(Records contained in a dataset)
----

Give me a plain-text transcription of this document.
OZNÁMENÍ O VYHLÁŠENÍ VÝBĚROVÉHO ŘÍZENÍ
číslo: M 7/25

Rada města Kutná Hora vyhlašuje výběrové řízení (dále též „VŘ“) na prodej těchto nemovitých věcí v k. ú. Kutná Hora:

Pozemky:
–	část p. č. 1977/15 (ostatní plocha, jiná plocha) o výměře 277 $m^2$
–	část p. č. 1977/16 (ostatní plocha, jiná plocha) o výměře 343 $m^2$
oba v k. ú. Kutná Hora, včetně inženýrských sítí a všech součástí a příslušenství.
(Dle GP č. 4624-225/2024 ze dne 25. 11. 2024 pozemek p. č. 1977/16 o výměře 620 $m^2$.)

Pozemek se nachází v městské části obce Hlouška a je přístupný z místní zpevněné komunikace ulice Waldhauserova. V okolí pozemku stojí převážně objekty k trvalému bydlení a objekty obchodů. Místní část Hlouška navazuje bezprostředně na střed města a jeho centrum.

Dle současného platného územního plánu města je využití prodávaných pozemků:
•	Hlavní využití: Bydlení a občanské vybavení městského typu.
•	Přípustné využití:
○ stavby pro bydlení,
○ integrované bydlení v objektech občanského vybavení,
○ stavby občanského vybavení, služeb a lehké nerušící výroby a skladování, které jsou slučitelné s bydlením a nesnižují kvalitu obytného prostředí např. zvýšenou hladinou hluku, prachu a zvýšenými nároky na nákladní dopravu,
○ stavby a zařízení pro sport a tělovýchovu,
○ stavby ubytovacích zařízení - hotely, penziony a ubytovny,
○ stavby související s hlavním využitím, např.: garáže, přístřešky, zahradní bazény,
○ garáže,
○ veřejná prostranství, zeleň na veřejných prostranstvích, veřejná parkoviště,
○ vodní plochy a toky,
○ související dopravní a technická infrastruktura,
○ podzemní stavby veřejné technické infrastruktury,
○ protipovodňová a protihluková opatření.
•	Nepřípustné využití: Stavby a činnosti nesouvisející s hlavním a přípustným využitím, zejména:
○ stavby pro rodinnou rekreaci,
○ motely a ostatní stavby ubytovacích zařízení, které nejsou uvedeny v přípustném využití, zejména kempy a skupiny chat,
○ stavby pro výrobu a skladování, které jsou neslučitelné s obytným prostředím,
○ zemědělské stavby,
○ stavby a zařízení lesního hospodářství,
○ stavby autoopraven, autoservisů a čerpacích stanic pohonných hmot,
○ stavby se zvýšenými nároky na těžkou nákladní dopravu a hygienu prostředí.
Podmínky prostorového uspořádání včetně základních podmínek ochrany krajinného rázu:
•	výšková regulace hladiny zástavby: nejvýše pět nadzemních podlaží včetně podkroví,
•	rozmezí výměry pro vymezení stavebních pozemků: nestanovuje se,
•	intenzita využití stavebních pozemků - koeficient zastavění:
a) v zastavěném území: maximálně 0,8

----

Each line above is to be repeated exactly.

Give me a plain-text transcription of this document.
OZNÁMENÍ O VYHLÁŠENÍ VÝBĚROVÉHO ŘÍZENÍ
číslo: M 7/25

Rada města Kutná Hora vyhlašuje výběrové řízení (dále též „VŘ“) na prodej těchto nemovitých věcí v k. ú. Kutná Hora:

Pozemky:
–	část p. č. 1977/15 (ostatní plocha, jiná plocha) o výměře 277 $m^2$
–	část p. č. 1977/16 (ostatní plocha, jiná plocha) o výměře 343 $m^2$
oba v k. ú. Kutná Hora, včetně inženýrských sítí a všech součástí a příslušenství.
(Dle GP č. 4624-225/2024 ze dne 25. 11. 2024 pozemek p. č. 1977/16 o výměře 620 $m^2$.)

Pozemek se nachází v městské části obce Hlouška a je přístupný z místní zpevněné komunikace ulice Waldhauserova. V okolí pozemku stojí převážně objekty k trvalému bydlení a objekty obchodů. Místní část Hlouška navazuje bezprostředně na střed města a jeho centrum.

Dle současného platného územního plánu města je využití prodávaných pozemků:
•	Hlavní využití: Bydlení a občanské vybavení městského typu.
•	Přípustné využití:
○ stavby pro bydlení,
○ integrované bydlení v objektech občanského vybavení,
○ stavby občanského vybavení, služeb a lehké nerušící výroby a skladování, které jsou slučitelné s bydlením a nesnižují kvalitu obytného prostředí např. zvýšenou hladinou hluku, prachu a zvýšenými nároky na nákladní dopravu,
○ stavby a zařízení pro sport a tělovýchovu,
○ stavby ubytovacích zařízení - hotely, penziony a ubytovny,
○ stavby související s hlavním využitím, např.: garáže, přístřešky, zahradní bazény,
○ garáže,
○ veřejná prostranství, zeleň na veřejných prostranstvích, veřejná parkoviště,
○ vodní plochy a toky,
○ související dopravní a technická infrastruktura,
○ podzemní stavby veřejné technické infrastruktury,
○ protipovodňová a protihluková opatření.
•	Nepřípustné využití: Stavby a činnosti nesouvisející s hlavním a přípustným využitím, zejména:
○ stavby pro rodinnou rekreaci,
○ motely a ostatní stavby ubytovacích zařízení, které nejsou uvedeny v přípustném využití, zejména kempy a skupiny chat,
○ stavby pro výrobu a skladování, které jsou neslučitelné s obytným prostředím,
○ zemědělské stavby,
○ stavby a zařízení lesního hospodářství,
○ stavby autoopraven, autoservisů a čerpacích stanic pohonných hmot,
○ stavby se zvýšenými nároky na těžkou nákladní dopravu a hygienu prostředí.
Podmínky prostorového uspořádání včetně základních podmínek ochrany krajinného rázu:
•	výšková regulace hladiny zástavby: nejvýše pět nadzemních podlaží včetně podkroví,
•	rozmezí výměry pro vymezení stavebních pozemků: nestanovuje se,
•	intenzita využití stavebních pozemků - koeficient zastavění:
a) v zastavěném území: maximálně 0,8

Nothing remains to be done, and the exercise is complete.